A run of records
* * * *

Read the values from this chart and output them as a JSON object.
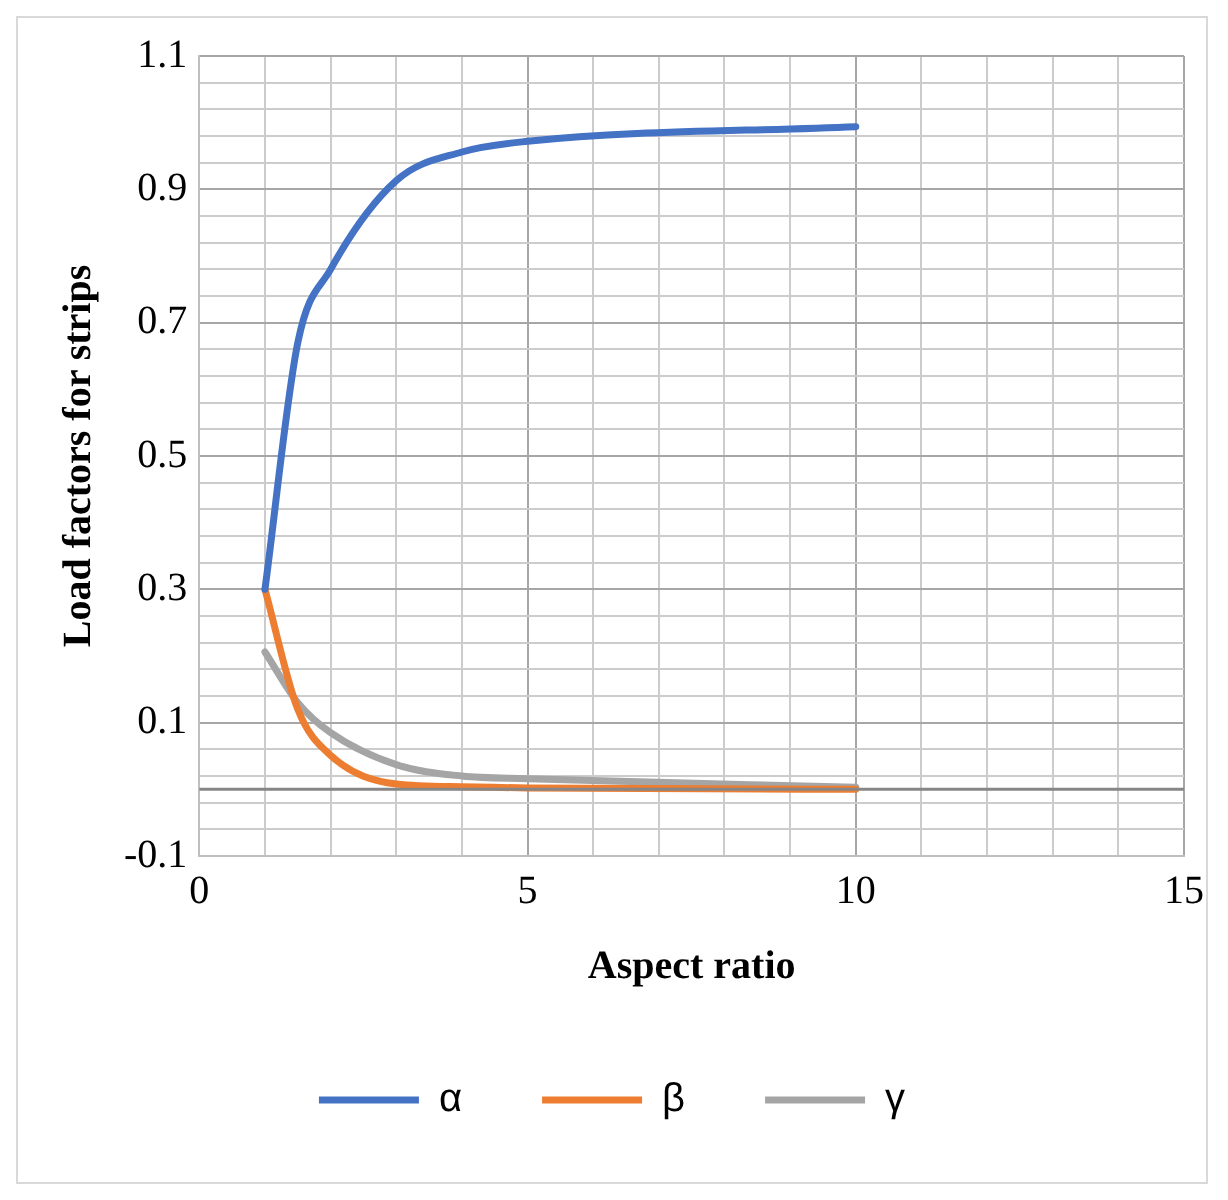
{
  "chart_data": {
    "type": "line",
    "xlabel": "Aspect ratio",
    "ylabel": "Load factors for strips",
    "x": [
      1,
      1.5,
      2,
      3,
      4,
      5,
      10
    ],
    "series": [
      {
        "name": "α",
        "color": "#4472c4",
        "values": [
          0.3,
          0.67,
          0.78,
          0.913,
          0.956,
          0.972,
          0.994
        ]
      },
      {
        "name": "β",
        "color": "#ed7d31",
        "values": [
          0.3,
          0.12,
          0.051,
          0.008,
          0.004,
          0.002,
          0
        ]
      },
      {
        "name": "γ",
        "color": "#a5a5a5",
        "values": [
          0.206,
          0.13,
          0.085,
          0.037,
          0.02,
          0.016,
          0.003
        ]
      }
    ],
    "xlim": [
      0,
      15
    ],
    "xticks": [
      0,
      {
        "value": 1,
        "label": null
      },
      {
        "value": 2,
        "label": null
      },
      {
        "value": 3,
        "label": null
      },
      {
        "value": 4,
        "label": null
      },
      5,
      {
        "value": 6,
        "label": null
      },
      {
        "value": 7,
        "label": null
      },
      {
        "value": 8,
        "label": null
      },
      {
        "value": 9,
        "label": null
      },
      10,
      {
        "value": 11,
        "label": null
      },
      {
        "value": 12,
        "label": null
      },
      {
        "value": 13,
        "label": null
      },
      {
        "value": 14,
        "label": null
      },
      15
    ],
    "ylim": [
      -0.1,
      1.1
    ],
    "yticks": [
      -0.1,
      {
        "value": -0.06,
        "label": null
      },
      {
        "value": -0.02,
        "label": null
      },
      {
        "value": 0.02,
        "label": null
      },
      {
        "value": 0.06,
        "label": null
      },
      0.1,
      {
        "value": 0.14,
        "label": null
      },
      {
        "value": 0.18,
        "label": null
      },
      {
        "value": 0.22,
        "label": null
      },
      {
        "value": 0.26,
        "label": null
      },
      0.3,
      {
        "value": 0.34,
        "label": null
      },
      {
        "value": 0.38,
        "label": null
      },
      {
        "value": 0.42,
        "label": null
      },
      {
        "value": 0.46,
        "label": null
      },
      0.5,
      {
        "value": 0.54,
        "label": null
      },
      {
        "value": 0.58,
        "label": null
      },
      {
        "value": 0.62,
        "label": null
      },
      {
        "value": 0.66,
        "label": null
      },
      0.7,
      {
        "value": 0.74,
        "label": null
      },
      {
        "value": 0.78,
        "label": null
      },
      {
        "value": 0.82,
        "label": null
      },
      {
        "value": 0.86,
        "label": null
      },
      0.9,
      {
        "value": 0.94,
        "label": null
      },
      {
        "value": 0.98,
        "label": null
      },
      {
        "value": 1.02,
        "label": null
      },
      {
        "value": 1.06,
        "label": null
      },
      1.1
    ],
    "ref_lines": [
      {
        "axis": "y",
        "value": 0,
        "label": null,
        "color": "#868686"
      }
    ],
    "grid": true,
    "legend": "bottom",
    "marker": "none",
    "line_style": "solid"
  }
}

* * * *

**PROBLEM DETAILS**
Find every line in the records above that holds the word "color", and copy each one.

**EXERCISE RESPONSE**
        "color": "#4472c4",
        "color": "#ed7d31",
        "color": "#a5a5a5",
        "color": "#868686"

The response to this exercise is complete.